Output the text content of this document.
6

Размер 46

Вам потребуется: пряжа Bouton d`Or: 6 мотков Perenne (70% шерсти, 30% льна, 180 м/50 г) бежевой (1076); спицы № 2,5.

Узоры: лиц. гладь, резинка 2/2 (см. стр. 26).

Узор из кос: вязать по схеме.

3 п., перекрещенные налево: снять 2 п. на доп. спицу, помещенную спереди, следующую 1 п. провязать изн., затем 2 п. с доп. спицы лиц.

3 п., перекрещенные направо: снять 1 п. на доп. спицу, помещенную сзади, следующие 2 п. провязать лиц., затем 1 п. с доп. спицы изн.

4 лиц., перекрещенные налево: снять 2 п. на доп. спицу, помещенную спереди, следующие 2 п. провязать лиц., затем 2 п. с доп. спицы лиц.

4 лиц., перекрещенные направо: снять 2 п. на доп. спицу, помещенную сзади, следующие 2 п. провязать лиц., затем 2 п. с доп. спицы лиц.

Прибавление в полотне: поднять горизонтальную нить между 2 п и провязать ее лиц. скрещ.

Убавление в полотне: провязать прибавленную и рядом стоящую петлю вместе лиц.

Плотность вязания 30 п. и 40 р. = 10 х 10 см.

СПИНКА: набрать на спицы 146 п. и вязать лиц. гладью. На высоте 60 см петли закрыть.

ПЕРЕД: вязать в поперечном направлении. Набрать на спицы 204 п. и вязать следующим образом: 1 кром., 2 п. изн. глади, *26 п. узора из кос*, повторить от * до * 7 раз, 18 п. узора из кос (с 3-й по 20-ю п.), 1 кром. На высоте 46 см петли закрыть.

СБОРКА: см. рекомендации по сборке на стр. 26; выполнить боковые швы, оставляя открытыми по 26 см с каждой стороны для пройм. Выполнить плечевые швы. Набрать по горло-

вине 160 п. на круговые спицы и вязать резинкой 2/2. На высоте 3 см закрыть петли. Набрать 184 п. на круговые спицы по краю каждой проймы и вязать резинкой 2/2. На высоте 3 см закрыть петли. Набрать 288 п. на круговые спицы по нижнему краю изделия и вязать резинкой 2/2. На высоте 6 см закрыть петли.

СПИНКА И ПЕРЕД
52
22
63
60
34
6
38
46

--------------------------------

### REQUIRED TASK
Above are lines of data; state how many of them contain the word "направо", with no other output.

### ANSWER TO THE PROBLEM
2